:: DATA ENTRIES ::
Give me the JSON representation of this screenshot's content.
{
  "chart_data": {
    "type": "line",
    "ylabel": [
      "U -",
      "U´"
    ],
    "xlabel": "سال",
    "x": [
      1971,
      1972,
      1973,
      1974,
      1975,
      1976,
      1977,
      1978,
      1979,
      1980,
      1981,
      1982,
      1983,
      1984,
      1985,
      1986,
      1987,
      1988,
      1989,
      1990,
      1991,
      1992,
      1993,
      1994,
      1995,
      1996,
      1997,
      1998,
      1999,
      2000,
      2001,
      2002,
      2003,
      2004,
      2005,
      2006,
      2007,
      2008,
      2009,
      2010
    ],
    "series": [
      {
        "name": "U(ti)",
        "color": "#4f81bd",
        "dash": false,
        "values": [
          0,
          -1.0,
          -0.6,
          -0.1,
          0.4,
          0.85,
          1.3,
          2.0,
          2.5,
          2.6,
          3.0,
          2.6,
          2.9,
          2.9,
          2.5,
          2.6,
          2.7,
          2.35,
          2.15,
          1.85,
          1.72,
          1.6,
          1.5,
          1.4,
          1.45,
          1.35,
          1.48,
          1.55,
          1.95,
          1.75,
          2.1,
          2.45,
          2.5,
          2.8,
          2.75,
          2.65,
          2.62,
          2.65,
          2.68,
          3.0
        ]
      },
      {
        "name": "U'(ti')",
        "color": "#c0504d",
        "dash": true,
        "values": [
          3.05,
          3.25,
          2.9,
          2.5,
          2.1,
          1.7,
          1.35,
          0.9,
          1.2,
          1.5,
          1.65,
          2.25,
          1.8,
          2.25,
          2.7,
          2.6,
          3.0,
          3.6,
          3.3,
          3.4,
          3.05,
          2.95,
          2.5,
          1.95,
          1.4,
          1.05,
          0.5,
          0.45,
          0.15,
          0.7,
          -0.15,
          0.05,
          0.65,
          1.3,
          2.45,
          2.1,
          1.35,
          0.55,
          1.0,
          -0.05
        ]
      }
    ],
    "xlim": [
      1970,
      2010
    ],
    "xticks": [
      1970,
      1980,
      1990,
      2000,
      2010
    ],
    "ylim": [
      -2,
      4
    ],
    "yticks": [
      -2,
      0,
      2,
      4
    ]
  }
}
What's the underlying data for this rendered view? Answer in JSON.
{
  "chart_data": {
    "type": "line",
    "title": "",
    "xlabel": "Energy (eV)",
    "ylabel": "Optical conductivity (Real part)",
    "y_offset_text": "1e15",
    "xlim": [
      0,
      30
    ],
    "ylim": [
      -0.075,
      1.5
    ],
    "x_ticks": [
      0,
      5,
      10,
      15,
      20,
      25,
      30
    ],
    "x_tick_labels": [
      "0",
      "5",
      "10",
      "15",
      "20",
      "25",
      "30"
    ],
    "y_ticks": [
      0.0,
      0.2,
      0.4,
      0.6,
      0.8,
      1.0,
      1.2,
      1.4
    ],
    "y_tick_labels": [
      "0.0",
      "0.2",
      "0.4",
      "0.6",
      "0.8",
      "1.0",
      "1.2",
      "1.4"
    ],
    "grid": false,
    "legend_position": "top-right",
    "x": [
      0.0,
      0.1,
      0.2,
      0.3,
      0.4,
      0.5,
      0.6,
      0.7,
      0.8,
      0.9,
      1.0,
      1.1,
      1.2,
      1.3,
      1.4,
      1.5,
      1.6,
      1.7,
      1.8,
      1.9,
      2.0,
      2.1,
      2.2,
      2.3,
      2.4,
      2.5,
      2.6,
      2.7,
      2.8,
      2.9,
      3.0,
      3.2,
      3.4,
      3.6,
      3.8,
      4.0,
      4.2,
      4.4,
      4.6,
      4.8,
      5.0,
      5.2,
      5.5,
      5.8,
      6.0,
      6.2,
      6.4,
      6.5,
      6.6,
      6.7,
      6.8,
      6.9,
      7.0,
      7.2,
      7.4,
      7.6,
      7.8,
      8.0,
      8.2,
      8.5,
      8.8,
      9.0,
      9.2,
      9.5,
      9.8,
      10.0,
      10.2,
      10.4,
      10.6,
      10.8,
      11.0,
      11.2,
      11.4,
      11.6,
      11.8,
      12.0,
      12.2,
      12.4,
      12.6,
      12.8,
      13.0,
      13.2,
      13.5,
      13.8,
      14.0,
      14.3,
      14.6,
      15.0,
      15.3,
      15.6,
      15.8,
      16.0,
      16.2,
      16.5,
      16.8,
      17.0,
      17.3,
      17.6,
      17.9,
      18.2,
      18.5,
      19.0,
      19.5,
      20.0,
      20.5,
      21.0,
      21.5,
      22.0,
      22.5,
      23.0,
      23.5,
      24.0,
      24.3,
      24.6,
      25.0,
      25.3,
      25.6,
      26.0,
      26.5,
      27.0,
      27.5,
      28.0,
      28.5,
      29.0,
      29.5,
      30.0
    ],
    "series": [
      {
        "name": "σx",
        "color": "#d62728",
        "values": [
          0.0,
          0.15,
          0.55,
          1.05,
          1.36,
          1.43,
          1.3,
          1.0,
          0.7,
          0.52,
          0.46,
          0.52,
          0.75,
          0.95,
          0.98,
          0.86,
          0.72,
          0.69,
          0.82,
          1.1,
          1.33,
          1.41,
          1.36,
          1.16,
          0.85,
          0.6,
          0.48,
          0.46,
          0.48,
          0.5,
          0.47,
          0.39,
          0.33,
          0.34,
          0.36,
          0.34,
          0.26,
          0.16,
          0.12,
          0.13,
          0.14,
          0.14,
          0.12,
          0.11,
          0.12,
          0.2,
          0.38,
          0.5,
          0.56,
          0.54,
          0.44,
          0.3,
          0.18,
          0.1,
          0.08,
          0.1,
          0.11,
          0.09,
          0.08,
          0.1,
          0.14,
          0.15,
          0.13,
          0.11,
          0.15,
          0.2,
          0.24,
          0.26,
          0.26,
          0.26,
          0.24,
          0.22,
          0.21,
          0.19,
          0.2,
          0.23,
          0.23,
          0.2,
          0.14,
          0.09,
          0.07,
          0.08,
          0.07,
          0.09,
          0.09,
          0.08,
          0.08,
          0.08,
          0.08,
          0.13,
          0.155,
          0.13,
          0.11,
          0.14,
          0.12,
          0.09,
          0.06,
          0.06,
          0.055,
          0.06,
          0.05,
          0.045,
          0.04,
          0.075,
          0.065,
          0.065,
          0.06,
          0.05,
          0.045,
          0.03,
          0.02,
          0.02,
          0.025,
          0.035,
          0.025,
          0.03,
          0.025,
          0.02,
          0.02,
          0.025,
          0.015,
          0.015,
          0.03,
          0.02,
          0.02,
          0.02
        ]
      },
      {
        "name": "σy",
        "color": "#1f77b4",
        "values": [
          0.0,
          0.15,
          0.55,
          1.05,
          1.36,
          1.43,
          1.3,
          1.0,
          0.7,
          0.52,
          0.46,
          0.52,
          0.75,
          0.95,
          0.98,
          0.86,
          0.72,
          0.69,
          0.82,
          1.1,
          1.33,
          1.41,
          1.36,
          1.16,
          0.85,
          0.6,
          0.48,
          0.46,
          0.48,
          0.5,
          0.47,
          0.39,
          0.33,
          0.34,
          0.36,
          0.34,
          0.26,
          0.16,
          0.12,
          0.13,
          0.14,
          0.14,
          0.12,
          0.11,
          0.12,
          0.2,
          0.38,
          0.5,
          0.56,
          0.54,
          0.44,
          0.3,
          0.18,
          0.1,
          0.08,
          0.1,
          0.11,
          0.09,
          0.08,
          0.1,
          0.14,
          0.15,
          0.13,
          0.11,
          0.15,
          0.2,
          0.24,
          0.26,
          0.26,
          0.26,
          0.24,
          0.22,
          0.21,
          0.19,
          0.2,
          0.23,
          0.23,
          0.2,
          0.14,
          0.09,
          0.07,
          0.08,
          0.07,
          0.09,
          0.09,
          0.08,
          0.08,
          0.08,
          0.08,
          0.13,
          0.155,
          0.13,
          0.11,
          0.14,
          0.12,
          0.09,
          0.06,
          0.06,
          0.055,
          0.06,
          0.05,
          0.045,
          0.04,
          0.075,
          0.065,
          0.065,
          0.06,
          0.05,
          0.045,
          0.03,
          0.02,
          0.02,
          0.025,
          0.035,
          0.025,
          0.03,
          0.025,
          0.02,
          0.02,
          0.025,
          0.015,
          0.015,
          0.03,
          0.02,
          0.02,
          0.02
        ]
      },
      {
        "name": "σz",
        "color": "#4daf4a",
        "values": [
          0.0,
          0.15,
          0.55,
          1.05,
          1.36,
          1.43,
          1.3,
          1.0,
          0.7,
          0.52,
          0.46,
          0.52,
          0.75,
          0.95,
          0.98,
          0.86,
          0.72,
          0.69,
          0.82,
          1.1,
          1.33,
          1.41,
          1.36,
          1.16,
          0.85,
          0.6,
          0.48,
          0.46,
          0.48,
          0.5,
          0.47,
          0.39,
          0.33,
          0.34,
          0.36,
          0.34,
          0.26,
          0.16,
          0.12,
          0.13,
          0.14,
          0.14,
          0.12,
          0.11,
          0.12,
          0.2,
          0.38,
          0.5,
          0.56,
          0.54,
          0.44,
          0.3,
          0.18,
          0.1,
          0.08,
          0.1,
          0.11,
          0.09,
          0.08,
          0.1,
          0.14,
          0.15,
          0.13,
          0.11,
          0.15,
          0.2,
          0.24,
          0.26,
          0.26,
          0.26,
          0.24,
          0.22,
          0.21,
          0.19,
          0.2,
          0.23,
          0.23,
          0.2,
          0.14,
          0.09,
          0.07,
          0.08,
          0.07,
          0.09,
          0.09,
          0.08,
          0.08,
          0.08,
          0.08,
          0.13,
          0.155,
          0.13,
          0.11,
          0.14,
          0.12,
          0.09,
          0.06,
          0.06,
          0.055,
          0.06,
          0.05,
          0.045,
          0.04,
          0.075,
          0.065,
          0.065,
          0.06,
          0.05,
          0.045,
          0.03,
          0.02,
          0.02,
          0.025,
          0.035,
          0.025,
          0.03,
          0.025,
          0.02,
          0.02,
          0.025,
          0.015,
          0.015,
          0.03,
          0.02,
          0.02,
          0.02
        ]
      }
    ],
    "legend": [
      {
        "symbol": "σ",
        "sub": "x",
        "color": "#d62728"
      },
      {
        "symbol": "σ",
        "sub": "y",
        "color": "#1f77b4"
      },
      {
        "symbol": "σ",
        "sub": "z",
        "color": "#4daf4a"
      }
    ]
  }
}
---
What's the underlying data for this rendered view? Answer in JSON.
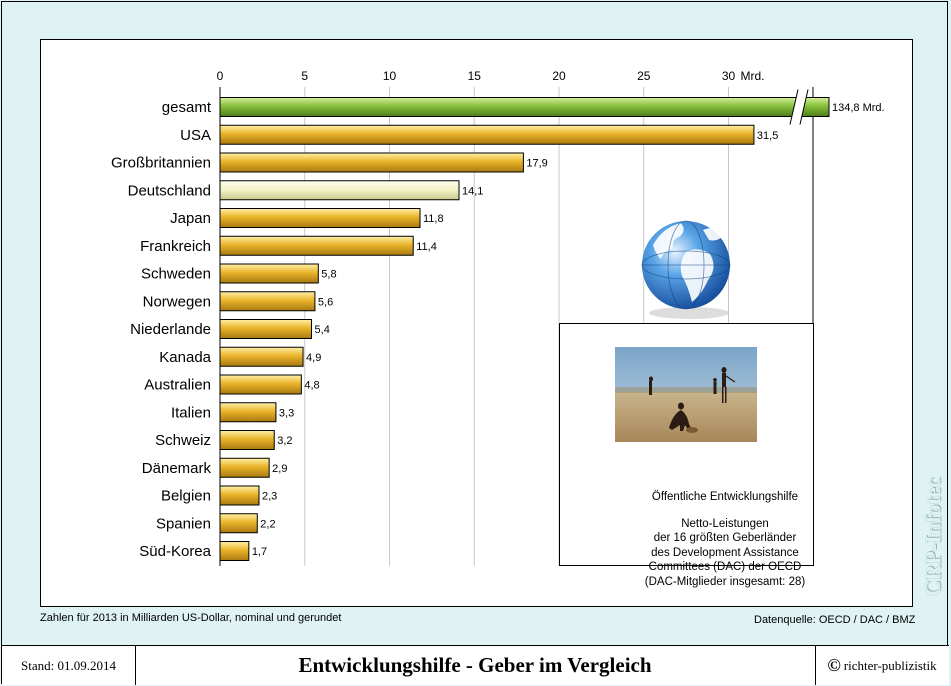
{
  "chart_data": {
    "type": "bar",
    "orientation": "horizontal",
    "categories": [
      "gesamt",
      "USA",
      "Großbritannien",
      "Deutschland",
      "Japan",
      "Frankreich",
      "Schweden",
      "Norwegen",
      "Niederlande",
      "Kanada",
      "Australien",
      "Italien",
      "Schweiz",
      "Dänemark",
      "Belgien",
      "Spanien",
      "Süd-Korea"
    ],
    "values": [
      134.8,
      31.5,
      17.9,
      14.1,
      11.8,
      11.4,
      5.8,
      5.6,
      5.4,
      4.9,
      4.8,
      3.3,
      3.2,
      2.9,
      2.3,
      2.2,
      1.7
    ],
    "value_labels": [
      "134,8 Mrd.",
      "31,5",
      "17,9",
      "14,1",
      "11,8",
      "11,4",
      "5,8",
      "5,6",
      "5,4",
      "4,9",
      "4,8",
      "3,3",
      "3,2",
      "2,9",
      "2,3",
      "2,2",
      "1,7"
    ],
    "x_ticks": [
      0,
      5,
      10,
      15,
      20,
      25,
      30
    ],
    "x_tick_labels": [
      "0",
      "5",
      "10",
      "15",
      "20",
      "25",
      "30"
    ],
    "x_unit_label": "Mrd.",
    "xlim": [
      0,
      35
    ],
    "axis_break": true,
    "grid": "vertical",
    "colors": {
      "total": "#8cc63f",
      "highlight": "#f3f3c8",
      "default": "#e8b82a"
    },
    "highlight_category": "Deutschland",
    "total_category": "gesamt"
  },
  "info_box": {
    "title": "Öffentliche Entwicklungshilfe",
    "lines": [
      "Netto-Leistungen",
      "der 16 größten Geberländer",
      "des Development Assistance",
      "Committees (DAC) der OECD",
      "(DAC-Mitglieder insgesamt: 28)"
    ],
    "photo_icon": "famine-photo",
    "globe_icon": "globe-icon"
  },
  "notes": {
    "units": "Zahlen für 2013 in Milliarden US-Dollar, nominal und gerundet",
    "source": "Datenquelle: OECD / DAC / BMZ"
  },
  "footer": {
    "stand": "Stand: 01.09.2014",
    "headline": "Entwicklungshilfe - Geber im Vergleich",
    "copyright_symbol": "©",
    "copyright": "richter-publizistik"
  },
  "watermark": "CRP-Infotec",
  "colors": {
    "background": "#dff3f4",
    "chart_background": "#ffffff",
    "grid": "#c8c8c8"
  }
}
---
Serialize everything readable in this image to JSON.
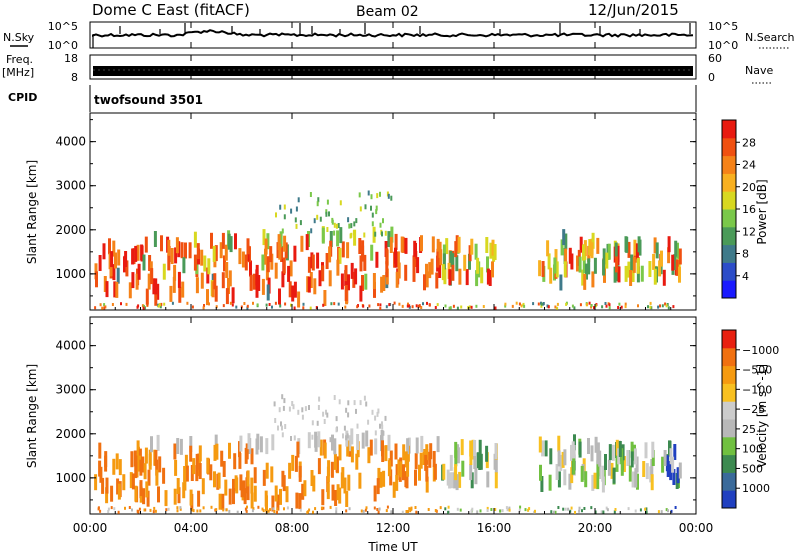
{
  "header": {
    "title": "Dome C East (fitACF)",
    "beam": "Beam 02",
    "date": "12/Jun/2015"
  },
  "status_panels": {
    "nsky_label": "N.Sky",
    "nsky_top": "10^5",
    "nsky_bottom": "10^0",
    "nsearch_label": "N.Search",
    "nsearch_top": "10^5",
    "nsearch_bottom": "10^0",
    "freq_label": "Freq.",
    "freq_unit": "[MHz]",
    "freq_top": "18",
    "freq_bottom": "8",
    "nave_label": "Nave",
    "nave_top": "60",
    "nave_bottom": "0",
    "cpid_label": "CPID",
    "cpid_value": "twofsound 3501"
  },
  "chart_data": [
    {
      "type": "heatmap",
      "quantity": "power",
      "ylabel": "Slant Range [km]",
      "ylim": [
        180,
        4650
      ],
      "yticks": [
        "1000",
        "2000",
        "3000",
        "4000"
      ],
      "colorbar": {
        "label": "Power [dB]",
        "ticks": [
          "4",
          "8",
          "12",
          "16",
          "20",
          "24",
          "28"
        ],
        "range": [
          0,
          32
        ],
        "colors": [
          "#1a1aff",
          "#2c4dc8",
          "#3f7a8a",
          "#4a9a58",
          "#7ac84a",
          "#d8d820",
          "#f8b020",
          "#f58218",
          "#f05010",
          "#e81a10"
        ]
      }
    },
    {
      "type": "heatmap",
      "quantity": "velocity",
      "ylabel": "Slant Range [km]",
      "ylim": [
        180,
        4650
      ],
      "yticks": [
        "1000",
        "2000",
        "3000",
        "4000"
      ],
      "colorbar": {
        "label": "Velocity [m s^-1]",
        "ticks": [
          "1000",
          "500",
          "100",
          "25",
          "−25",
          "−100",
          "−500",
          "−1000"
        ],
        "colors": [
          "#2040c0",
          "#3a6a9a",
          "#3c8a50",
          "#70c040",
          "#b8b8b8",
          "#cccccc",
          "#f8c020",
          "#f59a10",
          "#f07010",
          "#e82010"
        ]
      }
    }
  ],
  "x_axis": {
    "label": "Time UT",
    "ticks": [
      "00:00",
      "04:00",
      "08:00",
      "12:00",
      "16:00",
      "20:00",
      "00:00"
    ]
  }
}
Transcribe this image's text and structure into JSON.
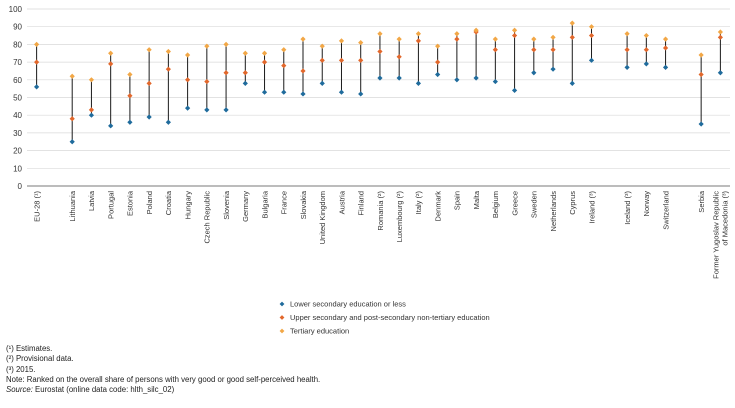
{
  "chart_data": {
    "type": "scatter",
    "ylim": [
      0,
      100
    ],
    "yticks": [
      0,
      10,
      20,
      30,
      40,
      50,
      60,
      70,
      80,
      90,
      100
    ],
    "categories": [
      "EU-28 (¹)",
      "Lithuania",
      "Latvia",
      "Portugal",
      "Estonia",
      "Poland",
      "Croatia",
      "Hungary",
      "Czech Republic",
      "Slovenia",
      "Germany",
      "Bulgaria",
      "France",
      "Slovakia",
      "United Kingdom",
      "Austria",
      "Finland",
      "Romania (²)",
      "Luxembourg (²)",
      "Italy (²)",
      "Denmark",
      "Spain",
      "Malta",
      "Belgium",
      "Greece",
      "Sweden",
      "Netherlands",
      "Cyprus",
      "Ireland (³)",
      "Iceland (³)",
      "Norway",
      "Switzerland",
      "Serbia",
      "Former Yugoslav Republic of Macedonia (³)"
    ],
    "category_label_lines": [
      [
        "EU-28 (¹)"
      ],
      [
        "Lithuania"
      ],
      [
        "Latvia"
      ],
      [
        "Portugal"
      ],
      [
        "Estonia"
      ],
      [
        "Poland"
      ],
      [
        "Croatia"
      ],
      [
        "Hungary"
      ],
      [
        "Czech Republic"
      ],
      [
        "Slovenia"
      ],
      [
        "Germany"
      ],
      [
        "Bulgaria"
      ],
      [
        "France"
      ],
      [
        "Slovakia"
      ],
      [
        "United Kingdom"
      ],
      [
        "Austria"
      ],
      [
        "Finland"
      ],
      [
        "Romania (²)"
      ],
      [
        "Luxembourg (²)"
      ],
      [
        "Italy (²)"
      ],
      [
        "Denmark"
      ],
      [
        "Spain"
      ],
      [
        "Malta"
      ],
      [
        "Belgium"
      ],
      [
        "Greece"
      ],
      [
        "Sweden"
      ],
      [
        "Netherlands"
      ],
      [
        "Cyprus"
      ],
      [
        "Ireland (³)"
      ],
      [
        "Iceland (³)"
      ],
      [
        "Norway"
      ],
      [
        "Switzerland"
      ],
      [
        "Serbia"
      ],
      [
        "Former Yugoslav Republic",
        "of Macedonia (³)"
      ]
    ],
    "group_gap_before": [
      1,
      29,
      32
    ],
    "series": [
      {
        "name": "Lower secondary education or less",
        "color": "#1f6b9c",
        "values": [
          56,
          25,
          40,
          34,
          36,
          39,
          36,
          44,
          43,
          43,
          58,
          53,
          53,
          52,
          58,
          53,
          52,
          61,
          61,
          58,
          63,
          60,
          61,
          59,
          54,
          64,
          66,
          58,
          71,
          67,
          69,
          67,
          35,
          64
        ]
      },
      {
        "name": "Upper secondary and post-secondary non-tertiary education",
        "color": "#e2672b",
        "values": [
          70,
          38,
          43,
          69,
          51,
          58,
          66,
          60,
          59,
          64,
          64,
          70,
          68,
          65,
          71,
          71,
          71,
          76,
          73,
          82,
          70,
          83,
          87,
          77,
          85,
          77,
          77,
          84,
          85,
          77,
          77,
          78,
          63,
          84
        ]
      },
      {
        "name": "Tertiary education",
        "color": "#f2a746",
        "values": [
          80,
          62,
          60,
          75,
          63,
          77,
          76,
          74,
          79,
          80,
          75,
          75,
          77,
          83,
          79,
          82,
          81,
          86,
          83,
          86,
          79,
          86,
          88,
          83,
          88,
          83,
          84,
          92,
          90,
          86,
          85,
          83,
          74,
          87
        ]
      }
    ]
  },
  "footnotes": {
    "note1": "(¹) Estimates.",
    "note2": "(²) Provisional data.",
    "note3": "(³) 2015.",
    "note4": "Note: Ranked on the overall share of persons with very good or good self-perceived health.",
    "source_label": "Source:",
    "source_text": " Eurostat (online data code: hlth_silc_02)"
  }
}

:: YOUR GOAL ::
Copy all lines above containing the string "ylabel".

:: FINISHED EXERCISE ::
    "ylabel": [
    "ylabel": "Optical conductivity (Real part)",
      "ylabel": "Slant Range [km]",
      "ylabel": "Slant Range [km]",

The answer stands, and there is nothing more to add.